■ Provided material ■
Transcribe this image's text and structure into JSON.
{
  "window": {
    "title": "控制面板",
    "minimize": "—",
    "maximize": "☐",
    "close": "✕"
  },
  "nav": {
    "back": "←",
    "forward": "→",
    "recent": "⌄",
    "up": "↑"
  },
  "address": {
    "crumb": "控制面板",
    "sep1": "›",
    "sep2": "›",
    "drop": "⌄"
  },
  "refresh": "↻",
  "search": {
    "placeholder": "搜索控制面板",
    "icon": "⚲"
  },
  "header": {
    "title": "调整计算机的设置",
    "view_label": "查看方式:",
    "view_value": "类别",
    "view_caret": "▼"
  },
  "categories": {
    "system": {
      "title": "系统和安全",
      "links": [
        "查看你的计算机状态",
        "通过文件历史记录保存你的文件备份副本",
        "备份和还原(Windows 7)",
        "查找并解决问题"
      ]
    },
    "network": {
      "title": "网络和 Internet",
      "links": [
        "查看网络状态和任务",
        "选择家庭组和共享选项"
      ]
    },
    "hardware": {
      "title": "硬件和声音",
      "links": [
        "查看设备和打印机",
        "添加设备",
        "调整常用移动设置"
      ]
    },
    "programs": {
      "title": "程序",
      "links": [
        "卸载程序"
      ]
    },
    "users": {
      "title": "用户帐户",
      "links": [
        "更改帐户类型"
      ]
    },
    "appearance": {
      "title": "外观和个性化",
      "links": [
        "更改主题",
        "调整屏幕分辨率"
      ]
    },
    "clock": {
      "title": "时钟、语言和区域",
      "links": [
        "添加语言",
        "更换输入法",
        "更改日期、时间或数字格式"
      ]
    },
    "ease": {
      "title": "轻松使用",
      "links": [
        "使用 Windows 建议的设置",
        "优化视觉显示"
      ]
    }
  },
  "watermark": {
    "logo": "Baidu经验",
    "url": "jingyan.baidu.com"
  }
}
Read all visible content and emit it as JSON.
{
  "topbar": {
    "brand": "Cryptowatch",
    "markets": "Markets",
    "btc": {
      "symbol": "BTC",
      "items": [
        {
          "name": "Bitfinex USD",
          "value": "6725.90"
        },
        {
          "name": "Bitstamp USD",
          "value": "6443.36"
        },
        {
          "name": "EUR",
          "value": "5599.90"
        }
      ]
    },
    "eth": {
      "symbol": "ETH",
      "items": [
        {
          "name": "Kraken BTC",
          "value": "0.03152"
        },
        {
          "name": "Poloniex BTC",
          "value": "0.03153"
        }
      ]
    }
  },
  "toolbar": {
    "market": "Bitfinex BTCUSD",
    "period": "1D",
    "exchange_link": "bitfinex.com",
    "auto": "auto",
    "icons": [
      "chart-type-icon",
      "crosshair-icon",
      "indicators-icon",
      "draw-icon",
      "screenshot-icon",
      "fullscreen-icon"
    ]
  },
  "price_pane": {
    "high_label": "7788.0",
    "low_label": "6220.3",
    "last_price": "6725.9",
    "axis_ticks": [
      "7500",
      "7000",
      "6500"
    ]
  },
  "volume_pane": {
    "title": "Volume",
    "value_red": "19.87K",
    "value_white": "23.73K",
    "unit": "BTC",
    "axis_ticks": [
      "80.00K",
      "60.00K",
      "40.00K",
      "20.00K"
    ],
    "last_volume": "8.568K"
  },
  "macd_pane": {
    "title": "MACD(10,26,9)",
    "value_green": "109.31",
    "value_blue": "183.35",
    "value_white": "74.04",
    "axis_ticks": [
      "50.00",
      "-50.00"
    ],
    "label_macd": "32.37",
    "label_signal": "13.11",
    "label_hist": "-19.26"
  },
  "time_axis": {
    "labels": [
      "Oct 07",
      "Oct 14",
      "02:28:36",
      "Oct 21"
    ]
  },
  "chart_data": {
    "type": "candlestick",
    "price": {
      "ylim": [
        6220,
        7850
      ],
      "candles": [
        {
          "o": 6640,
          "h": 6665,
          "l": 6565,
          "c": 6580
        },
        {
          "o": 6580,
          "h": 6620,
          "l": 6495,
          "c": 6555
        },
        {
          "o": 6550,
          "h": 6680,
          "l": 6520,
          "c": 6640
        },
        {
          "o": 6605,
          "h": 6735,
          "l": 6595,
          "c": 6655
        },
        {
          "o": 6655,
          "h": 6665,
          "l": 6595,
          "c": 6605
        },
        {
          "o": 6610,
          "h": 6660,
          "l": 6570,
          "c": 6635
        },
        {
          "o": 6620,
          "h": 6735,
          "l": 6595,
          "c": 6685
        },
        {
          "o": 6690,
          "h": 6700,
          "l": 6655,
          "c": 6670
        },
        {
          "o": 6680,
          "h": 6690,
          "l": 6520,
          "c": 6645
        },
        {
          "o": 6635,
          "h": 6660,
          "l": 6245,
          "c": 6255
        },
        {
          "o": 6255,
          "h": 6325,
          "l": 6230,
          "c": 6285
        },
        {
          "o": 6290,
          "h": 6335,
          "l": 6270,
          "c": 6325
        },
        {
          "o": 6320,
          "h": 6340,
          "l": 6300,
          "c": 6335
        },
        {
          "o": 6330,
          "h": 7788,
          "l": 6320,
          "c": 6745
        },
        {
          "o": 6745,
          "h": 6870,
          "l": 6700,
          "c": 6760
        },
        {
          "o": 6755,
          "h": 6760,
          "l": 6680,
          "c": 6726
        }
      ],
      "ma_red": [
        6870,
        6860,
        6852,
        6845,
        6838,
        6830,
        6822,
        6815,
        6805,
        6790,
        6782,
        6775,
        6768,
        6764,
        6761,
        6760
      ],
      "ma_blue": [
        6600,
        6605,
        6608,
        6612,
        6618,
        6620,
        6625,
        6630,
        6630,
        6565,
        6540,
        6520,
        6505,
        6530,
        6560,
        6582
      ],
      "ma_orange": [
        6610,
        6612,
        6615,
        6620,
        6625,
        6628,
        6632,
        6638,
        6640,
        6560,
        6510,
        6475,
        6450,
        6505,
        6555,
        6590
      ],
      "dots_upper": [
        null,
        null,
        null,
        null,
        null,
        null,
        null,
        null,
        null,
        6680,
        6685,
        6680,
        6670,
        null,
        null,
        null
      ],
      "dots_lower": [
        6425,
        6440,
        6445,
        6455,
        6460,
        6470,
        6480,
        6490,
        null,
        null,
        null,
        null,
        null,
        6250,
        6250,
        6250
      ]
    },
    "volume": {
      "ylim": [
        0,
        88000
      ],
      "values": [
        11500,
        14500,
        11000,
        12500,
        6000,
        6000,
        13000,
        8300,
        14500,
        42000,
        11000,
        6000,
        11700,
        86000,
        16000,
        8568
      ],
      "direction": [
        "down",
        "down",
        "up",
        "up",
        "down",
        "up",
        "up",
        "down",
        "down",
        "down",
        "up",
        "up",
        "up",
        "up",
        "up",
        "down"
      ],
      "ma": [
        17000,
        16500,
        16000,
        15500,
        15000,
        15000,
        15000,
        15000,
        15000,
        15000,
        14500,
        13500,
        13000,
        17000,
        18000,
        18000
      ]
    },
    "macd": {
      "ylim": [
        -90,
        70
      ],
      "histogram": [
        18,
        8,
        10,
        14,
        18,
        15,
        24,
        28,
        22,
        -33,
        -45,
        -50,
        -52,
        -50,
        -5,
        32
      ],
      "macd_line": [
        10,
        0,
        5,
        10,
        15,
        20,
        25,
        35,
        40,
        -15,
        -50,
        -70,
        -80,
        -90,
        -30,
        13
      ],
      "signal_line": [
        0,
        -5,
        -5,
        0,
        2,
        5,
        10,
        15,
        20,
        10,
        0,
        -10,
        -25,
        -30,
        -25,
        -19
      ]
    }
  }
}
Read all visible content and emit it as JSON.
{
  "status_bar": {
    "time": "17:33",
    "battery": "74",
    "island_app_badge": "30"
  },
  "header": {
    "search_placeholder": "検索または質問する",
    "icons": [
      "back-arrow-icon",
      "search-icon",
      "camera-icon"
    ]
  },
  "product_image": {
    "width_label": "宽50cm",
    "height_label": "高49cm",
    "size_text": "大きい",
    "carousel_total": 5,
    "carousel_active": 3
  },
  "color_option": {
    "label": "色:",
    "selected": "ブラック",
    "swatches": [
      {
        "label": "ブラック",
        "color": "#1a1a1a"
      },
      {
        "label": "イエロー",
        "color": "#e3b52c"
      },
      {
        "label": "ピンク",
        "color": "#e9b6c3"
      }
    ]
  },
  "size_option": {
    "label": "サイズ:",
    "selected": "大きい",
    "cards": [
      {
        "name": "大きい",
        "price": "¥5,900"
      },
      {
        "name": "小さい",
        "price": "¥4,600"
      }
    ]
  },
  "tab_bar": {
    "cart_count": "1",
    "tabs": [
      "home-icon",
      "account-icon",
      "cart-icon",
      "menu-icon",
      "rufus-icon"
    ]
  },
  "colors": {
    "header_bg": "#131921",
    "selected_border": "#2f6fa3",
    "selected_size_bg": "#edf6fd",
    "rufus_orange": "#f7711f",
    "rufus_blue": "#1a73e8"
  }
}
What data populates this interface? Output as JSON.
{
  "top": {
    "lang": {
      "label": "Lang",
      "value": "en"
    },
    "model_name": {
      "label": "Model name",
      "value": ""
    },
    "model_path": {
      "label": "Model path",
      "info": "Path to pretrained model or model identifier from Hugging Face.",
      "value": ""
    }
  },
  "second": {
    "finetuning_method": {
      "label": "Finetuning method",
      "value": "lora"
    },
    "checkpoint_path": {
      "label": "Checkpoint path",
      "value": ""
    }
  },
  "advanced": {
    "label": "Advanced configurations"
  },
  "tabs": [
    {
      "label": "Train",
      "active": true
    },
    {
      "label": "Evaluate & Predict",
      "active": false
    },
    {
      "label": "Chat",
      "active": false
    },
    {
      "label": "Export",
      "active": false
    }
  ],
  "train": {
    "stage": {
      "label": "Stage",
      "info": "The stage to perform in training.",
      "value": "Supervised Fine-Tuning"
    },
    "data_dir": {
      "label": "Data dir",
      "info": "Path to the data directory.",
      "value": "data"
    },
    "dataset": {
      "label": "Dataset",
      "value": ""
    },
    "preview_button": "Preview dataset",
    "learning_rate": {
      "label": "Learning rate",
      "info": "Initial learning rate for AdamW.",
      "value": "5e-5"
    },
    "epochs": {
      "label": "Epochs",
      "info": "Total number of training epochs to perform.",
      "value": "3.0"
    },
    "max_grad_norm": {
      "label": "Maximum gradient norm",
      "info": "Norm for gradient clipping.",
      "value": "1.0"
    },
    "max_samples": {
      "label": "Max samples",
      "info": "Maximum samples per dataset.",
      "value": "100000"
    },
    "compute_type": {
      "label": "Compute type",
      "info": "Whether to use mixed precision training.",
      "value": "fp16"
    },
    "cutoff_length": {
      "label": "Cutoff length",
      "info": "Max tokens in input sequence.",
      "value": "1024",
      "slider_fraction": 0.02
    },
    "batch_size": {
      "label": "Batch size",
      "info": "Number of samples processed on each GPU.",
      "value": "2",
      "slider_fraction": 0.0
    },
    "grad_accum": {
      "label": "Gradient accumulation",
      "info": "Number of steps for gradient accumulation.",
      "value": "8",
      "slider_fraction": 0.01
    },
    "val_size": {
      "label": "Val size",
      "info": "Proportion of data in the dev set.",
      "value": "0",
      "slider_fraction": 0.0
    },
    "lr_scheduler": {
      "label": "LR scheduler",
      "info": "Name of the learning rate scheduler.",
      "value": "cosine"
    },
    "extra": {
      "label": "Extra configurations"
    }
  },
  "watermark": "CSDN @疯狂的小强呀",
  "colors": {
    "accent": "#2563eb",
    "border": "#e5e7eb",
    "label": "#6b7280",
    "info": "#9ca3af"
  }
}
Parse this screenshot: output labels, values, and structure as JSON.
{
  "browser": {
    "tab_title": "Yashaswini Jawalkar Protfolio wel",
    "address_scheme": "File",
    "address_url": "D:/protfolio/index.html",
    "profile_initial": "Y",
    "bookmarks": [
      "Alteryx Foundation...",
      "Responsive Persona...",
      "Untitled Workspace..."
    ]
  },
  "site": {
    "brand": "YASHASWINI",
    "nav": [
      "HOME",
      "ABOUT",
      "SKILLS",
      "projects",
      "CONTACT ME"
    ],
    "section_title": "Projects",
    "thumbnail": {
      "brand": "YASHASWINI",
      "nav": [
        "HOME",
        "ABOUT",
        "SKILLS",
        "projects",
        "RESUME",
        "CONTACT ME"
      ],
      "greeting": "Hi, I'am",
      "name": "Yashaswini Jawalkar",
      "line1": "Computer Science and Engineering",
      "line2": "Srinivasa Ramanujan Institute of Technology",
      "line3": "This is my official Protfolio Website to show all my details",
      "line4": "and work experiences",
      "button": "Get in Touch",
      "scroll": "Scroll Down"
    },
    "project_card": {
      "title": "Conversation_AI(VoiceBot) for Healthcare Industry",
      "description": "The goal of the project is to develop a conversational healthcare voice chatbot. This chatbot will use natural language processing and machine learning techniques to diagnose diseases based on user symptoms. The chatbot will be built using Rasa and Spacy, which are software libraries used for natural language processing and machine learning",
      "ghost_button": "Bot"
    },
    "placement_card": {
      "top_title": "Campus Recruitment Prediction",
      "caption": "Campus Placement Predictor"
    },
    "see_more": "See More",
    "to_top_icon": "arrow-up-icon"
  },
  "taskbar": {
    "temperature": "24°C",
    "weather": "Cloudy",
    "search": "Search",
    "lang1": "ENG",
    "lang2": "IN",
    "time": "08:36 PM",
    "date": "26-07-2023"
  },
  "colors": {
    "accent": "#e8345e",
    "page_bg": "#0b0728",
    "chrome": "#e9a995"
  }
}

■ Problem requirements ■
From the data above, show each line that contains "arrow".

■ Solution to the exercise ■
      "back-arrow-icon",
    "to_top_icon": "arrow-up-icon"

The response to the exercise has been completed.